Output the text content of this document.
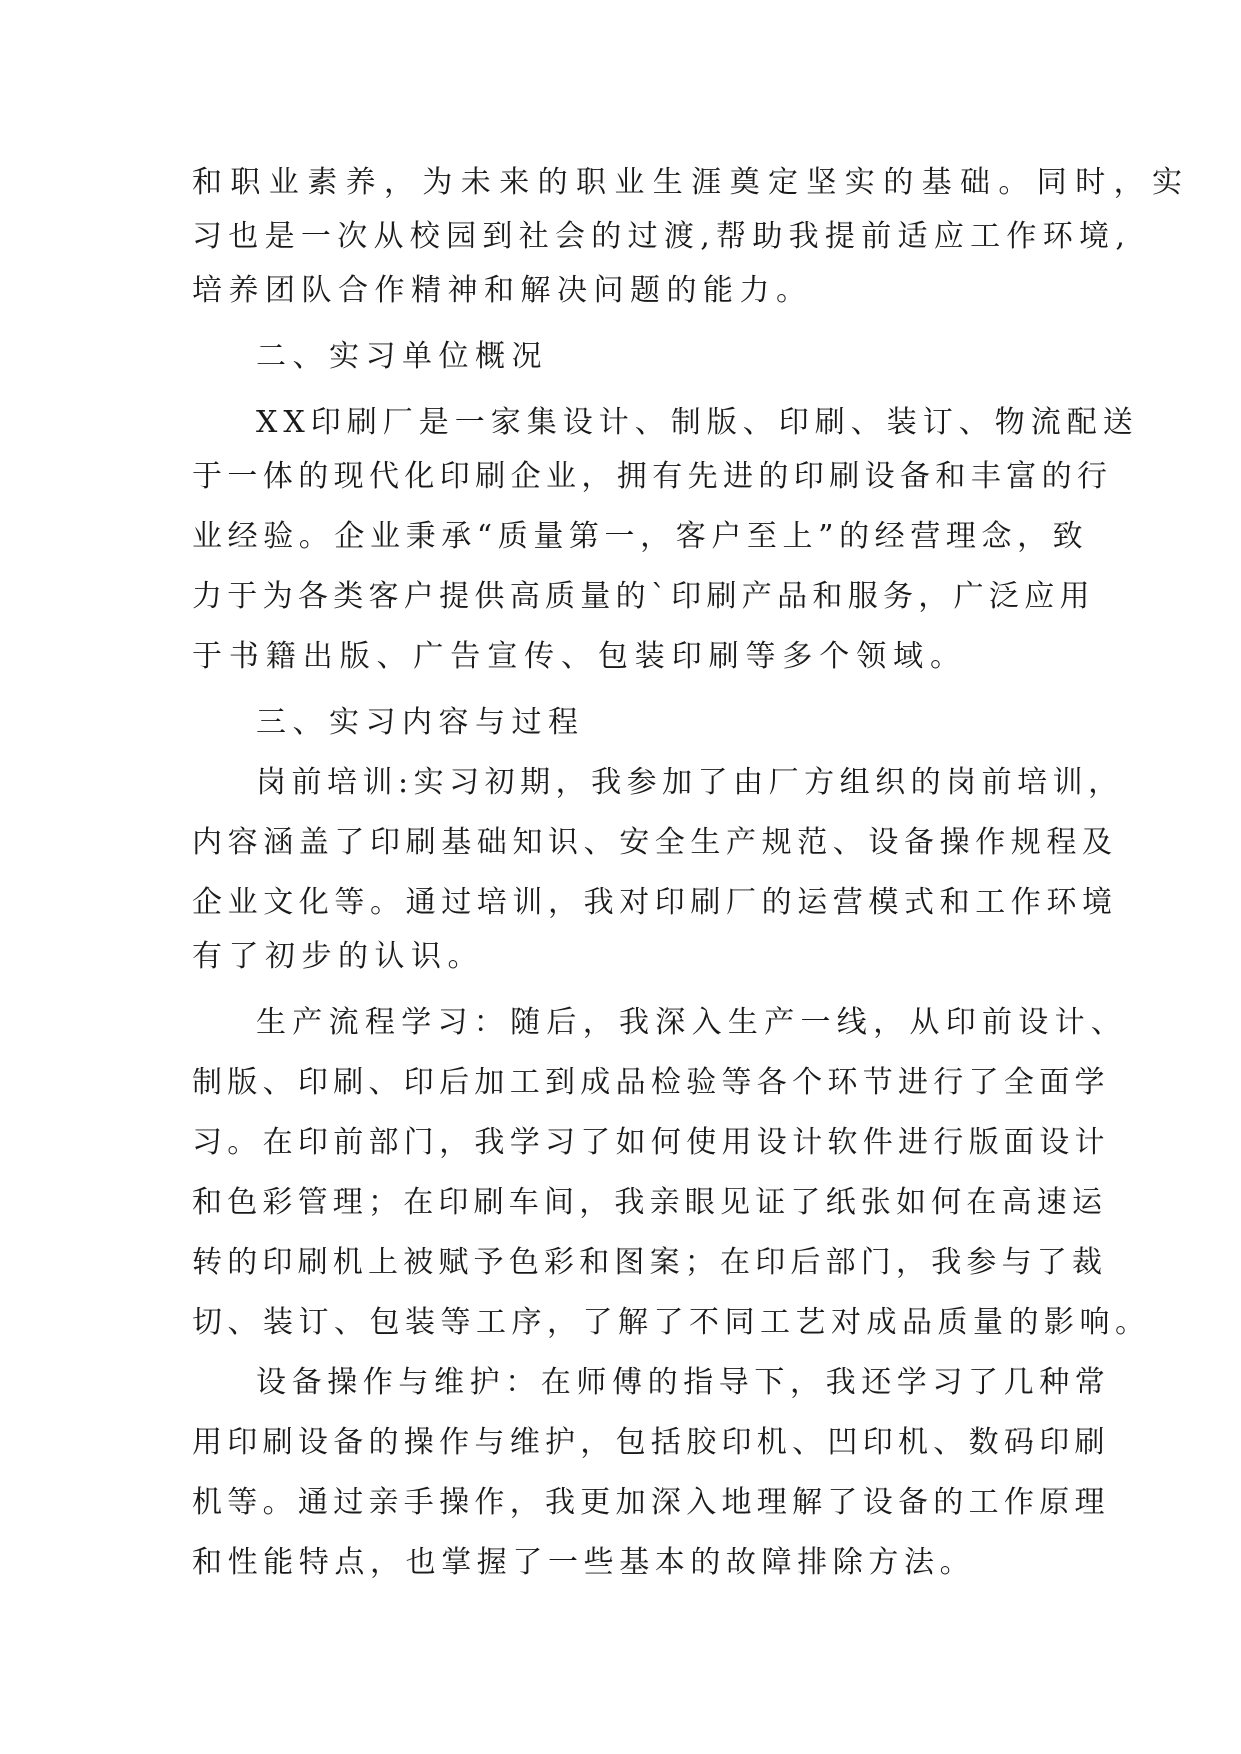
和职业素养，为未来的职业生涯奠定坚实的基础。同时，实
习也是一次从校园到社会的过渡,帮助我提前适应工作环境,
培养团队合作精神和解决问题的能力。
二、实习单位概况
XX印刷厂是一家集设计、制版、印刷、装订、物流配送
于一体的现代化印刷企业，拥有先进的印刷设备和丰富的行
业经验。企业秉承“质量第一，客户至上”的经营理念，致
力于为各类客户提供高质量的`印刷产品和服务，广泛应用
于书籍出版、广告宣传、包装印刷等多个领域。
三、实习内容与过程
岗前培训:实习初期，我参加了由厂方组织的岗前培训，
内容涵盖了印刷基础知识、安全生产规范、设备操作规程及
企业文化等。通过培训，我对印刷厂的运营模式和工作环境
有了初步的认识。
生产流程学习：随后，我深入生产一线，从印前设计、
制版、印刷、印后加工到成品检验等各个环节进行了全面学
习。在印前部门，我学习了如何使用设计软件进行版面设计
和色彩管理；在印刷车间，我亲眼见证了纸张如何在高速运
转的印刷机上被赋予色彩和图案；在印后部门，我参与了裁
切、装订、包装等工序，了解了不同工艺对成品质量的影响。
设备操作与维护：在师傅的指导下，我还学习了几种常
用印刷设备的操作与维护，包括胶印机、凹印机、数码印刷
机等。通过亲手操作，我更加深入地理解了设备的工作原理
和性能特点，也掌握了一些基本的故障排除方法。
────────────────────────────────────────
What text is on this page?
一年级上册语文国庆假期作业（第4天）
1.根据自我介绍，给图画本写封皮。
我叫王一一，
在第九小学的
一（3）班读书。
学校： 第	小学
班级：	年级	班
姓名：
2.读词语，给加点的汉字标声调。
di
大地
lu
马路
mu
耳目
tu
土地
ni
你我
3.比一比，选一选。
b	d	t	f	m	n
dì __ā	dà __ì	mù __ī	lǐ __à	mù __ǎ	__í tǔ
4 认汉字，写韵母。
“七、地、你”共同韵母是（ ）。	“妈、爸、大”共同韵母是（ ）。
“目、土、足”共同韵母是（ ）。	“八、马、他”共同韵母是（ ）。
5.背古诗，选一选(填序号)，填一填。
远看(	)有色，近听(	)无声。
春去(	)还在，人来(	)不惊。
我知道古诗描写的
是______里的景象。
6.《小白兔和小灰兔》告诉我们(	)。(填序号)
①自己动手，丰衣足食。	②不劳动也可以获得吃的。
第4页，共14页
────────────────────────────────────────
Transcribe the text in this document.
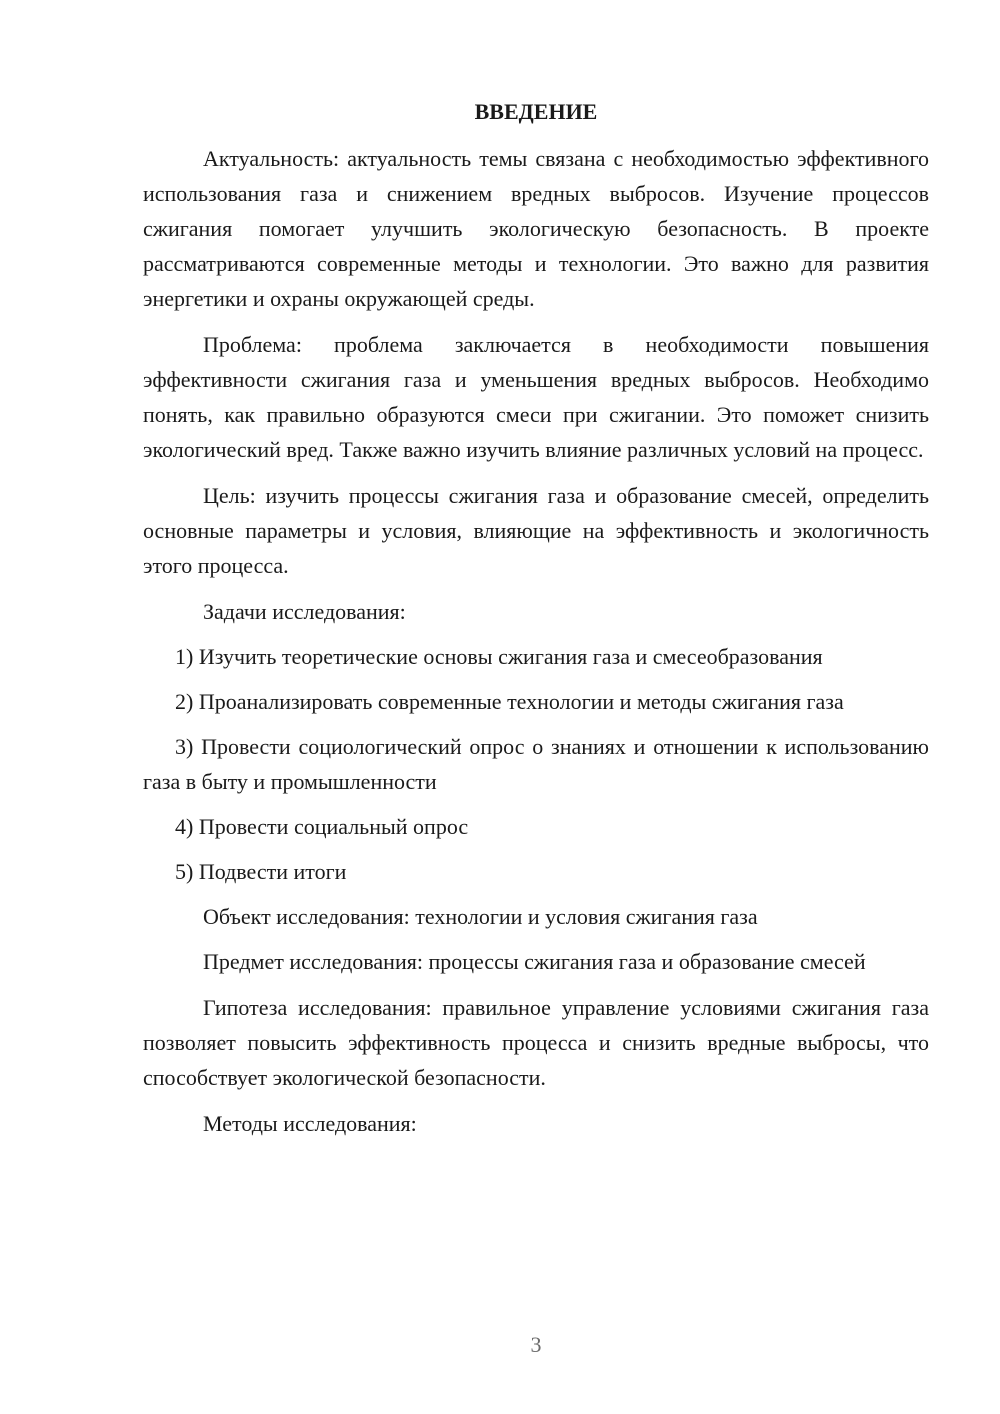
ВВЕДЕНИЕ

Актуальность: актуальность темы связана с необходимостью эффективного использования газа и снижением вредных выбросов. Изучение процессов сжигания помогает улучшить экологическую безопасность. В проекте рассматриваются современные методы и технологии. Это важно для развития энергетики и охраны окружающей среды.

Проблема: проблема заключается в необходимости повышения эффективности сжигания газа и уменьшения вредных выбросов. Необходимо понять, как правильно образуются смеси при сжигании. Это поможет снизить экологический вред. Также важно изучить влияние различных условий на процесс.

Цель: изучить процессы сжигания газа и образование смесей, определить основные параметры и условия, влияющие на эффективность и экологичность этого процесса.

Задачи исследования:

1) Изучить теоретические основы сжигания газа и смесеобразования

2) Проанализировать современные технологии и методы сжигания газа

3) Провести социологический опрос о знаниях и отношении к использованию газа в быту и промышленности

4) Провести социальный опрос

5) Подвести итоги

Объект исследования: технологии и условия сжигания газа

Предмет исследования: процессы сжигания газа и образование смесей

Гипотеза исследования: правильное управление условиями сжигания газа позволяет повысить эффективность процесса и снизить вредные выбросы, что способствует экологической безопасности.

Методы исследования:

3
────────────────────────────────────────
• Work instructions
Go through the material above and count the lines that include "this". Give the number alone.

• Response to the exercise
3